→ Set problem:
Extract the listing below in full, unchanged.

Stored data:
■ ■ ■ ■ ■ ■ ■
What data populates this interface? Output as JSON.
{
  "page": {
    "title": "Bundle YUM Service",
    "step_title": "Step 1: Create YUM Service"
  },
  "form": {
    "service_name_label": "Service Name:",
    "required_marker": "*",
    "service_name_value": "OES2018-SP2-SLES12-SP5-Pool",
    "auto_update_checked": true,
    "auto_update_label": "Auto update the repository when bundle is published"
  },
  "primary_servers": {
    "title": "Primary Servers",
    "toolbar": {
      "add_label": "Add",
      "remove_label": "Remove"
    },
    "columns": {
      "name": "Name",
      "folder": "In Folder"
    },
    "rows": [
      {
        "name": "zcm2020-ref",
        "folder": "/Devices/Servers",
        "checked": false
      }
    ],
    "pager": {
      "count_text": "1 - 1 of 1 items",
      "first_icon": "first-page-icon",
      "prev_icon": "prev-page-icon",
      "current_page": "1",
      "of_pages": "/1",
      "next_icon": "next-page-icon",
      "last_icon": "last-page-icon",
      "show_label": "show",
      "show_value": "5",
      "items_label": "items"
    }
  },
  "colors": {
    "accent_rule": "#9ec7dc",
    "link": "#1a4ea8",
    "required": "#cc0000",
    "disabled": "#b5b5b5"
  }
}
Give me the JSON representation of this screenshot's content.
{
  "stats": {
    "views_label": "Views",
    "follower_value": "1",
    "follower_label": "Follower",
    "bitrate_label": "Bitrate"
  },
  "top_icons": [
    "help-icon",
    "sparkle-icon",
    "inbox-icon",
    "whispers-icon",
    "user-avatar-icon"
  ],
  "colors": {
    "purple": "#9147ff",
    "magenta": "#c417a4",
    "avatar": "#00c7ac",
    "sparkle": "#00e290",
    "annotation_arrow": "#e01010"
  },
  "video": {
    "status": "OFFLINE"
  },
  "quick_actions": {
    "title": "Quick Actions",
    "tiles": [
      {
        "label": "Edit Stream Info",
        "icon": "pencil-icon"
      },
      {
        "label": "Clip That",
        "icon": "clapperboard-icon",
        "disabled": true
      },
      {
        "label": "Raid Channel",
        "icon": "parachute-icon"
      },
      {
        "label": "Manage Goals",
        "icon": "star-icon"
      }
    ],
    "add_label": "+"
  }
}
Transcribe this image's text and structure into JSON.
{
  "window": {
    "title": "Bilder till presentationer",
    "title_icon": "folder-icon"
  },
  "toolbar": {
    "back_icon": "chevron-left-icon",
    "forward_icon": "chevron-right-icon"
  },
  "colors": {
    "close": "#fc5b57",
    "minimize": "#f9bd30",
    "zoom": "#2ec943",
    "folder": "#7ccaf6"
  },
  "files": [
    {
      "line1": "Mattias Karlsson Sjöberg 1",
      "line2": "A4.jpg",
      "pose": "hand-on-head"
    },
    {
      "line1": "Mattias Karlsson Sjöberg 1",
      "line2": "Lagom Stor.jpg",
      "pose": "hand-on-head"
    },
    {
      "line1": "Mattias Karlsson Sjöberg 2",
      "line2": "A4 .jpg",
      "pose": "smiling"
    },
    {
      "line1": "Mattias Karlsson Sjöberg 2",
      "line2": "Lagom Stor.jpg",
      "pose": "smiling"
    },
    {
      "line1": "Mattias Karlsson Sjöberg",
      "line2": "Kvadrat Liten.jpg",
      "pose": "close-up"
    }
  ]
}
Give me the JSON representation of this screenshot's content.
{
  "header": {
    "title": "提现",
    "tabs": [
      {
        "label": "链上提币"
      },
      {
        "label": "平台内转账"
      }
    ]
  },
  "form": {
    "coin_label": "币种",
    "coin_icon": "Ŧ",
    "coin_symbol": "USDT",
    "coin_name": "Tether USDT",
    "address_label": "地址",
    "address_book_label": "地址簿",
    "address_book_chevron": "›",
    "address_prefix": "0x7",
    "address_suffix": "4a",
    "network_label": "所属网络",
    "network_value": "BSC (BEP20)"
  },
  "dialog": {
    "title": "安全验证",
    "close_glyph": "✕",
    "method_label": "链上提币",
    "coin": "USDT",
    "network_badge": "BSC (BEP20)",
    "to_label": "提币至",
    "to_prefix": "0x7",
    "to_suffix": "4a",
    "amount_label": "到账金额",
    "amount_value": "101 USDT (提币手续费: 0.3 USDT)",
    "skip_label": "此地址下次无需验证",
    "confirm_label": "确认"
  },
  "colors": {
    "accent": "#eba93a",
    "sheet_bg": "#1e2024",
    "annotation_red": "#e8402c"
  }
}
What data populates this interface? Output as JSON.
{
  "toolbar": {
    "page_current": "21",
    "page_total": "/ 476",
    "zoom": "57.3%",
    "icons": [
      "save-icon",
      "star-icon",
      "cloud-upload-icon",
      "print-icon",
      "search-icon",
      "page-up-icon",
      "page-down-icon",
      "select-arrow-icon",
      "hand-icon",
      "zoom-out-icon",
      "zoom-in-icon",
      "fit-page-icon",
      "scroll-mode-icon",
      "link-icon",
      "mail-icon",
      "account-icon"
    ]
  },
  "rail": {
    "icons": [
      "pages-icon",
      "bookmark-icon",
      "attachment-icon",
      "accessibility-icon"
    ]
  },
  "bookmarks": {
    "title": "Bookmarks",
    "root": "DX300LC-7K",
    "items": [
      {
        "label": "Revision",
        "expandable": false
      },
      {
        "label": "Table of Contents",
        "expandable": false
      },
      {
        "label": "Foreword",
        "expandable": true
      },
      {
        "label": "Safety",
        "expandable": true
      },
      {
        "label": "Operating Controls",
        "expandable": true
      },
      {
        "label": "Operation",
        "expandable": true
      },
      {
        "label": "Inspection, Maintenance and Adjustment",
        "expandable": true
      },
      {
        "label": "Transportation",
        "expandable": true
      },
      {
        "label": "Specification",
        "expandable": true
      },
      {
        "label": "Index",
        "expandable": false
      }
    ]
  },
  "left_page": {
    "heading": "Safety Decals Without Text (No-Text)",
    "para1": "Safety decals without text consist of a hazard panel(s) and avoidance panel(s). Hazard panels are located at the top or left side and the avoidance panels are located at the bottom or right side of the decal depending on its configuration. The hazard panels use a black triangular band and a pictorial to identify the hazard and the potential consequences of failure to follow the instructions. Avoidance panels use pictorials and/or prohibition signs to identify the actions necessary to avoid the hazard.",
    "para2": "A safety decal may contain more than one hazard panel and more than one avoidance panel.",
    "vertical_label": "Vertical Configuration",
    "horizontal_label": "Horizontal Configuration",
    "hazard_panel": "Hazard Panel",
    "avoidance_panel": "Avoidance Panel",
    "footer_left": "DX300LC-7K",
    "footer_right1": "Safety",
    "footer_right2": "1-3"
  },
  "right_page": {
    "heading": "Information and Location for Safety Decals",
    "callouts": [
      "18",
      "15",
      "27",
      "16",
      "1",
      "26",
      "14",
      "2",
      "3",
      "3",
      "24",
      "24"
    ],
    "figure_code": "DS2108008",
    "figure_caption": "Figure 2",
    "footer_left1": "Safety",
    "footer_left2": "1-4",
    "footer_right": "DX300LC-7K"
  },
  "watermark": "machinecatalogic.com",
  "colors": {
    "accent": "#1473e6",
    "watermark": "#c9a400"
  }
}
■ ■ ■ ■ ■ ■ ■
→ Expected output:
What data populates this interface? Output as JSON.
{
  "page": {
    "title": "Bundle YUM Service",
    "step_title": "Step 1: Create YUM Service"
  },
  "form": {
    "service_name_label": "Service Name:",
    "required_marker": "*",
    "service_name_value": "OES2018-SP2-SLES12-SP5-Pool",
    "auto_update_checked": true,
    "auto_update_label": "Auto update the repository when bundle is published"
  },
  "primary_servers": {
    "title": "Primary Servers",
    "toolbar": {
      "add_label": "Add",
      "remove_label": "Remove"
    },
    "columns": {
      "name": "Name",
      "folder": "In Folder"
    },
    "rows": [
      {
        "name": "zcm2020-ref",
        "folder": "/Devices/Servers",
        "checked": false
      }
    ],
    "pager": {
      "count_text": "1 - 1 of 1 items",
      "first_icon": "first-page-icon",
      "prev_icon": "prev-page-icon",
      "current_page": "1",
      "of_pages": "/1",
      "next_icon": "next-page-icon",
      "last_icon": "last-page-icon",
      "show_label": "show",
      "show_value": "5",
      "items_label": "items"
    }
  },
  "colors": {
    "accent_rule": "#9ec7dc",
    "link": "#1a4ea8",
    "required": "#cc0000",
    "disabled": "#b5b5b5"
  }
}
Give me the JSON representation of this screenshot's content.
{
  "stats": {
    "views_label": "Views",
    "follower_value": "1",
    "follower_label": "Follower",
    "bitrate_label": "Bitrate"
  },
  "top_icons": [
    "help-icon",
    "sparkle-icon",
    "inbox-icon",
    "whispers-icon",
    "user-avatar-icon"
  ],
  "colors": {
    "purple": "#9147ff",
    "magenta": "#c417a4",
    "avatar": "#00c7ac",
    "sparkle": "#00e290",
    "annotation_arrow": "#e01010"
  },
  "video": {
    "status": "OFFLINE"
  },
  "quick_actions": {
    "title": "Quick Actions",
    "tiles": [
      {
        "label": "Edit Stream Info",
        "icon": "pencil-icon"
      },
      {
        "label": "Clip That",
        "icon": "clapperboard-icon",
        "disabled": true
      },
      {
        "label": "Raid Channel",
        "icon": "parachute-icon"
      },
      {
        "label": "Manage Goals",
        "icon": "star-icon"
      }
    ],
    "add_label": "+"
  }
}
Transcribe this image's text and structure into JSON.
{
  "window": {
    "title": "Bilder till presentationer",
    "title_icon": "folder-icon"
  },
  "toolbar": {
    "back_icon": "chevron-left-icon",
    "forward_icon": "chevron-right-icon"
  },
  "colors": {
    "close": "#fc5b57",
    "minimize": "#f9bd30",
    "zoom": "#2ec943",
    "folder": "#7ccaf6"
  },
  "files": [
    {
      "line1": "Mattias Karlsson Sjöberg 1",
      "line2": "A4.jpg",
      "pose": "hand-on-head"
    },
    {
      "line1": "Mattias Karlsson Sjöberg 1",
      "line2": "Lagom Stor.jpg",
      "pose": "hand-on-head"
    },
    {
      "line1": "Mattias Karlsson Sjöberg 2",
      "line2": "A4 .jpg",
      "pose": "smiling"
    },
    {
      "line1": "Mattias Karlsson Sjöberg 2",
      "line2": "Lagom Stor.jpg",
      "pose": "smiling"
    },
    {
      "line1": "Mattias Karlsson Sjöberg",
      "line2": "Kvadrat Liten.jpg",
      "pose": "close-up"
    }
  ]
}
Give me the JSON representation of this screenshot's content.
{
  "header": {
    "title": "提现",
    "tabs": [
      {
        "label": "链上提币"
      },
      {
        "label": "平台内转账"
      }
    ]
  },
  "form": {
    "coin_label": "币种",
    "coin_icon": "Ŧ",
    "coin_symbol": "USDT",
    "coin_name": "Tether USDT",
    "address_label": "地址",
    "address_book_label": "地址簿",
    "address_book_chevron": "›",
    "address_prefix": "0x7",
    "address_suffix": "4a",
    "network_label": "所属网络",
    "network_value": "BSC (BEP20)"
  },
  "dialog": {
    "title": "安全验证",
    "close_glyph": "✕",
    "method_label": "链上提币",
    "coin": "USDT",
    "network_badge": "BSC (BEP20)",
    "to_label": "提币至",
    "to_prefix": "0x7",
    "to_suffix": "4a",
    "amount_label": "到账金额",
    "amount_value": "101 USDT (提币手续费: 0.3 USDT)",
    "skip_label": "此地址下次无需验证",
    "confirm_label": "确认"
  },
  "colors": {
    "accent": "#eba93a",
    "sheet_bg": "#1e2024",
    "annotation_red": "#e8402c"
  }
}
What data populates this interface? Output as JSON.
{
  "toolbar": {
    "page_current": "21",
    "page_total": "/ 476",
    "zoom": "57.3%",
    "icons": [
      "save-icon",
      "star-icon",
      "cloud-upload-icon",
      "print-icon",
      "search-icon",
      "page-up-icon",
      "page-down-icon",
      "select-arrow-icon",
      "hand-icon",
      "zoom-out-icon",
      "zoom-in-icon",
      "fit-page-icon",
      "scroll-mode-icon",
      "link-icon",
      "mail-icon",
      "account-icon"
    ]
  },
  "rail": {
    "icons": [
      "pages-icon",
      "bookmark-icon",
      "attachment-icon",
      "accessibility-icon"
    ]
  },
  "bookmarks": {
    "title": "Bookmarks",
    "root": "DX300LC-7K",
    "items": [
      {
        "label": "Revision",
        "expandable": false
      },
      {
        "label": "Table of Contents",
        "expandable": false
      },
      {
        "label": "Foreword",
        "expandable": true
      },
      {
        "label": "Safety",
        "expandable": true
      },
      {
        "label": "Operating Controls",
        "expandable": true
      },
      {
        "label": "Operation",
        "expandable": true
      },
      {
        "label": "Inspection, Maintenance and Adjustment",
        "expandable": true
      },
      {
        "label": "Transportation",
        "expandable": true
      },
      {
        "label": "Specification",
        "expandable": true
      },
      {
        "label": "Index",
        "expandable": false
      }
    ]
  },
  "left_page": {
    "heading": "Safety Decals Without Text (No-Text)",
    "para1": "Safety decals without text consist of a hazard panel(s) and avoidance panel(s). Hazard panels are located at the top or left side and the avoidance panels are located at the bottom or right side of the decal depending on its configuration. The hazard panels use a black triangular band and a pictorial to identify the hazard and the potential consequences of failure to follow the instructions. Avoidance panels use pictorials and/or prohibition signs to identify the actions necessary to avoid the hazard.",
    "para2": "A safety decal may contain more than one hazard panel and more than one avoidance panel.",
    "vertical_label": "Vertical Configuration",
    "horizontal_label": "Horizontal Configuration",
    "hazard_panel": "Hazard Panel",
    "avoidance_panel": "Avoidance Panel",
    "footer_left": "DX300LC-7K",
    "footer_right1": "Safety",
    "footer_right2": "1-3"
  },
  "right_page": {
    "heading": "Information and Location for Safety Decals",
    "callouts": [
      "18",
      "15",
      "27",
      "16",
      "1",
      "26",
      "14",
      "2",
      "3",
      "3",
      "24",
      "24"
    ],
    "figure_code": "DS2108008",
    "figure_caption": "Figure 2",
    "footer_left1": "Safety",
    "footer_left2": "1-4",
    "footer_right": "DX300LC-7K"
  },
  "watermark": "machinecatalogic.com",
  "colors": {
    "accent": "#1473e6",
    "watermark": "#c9a400"
  }
}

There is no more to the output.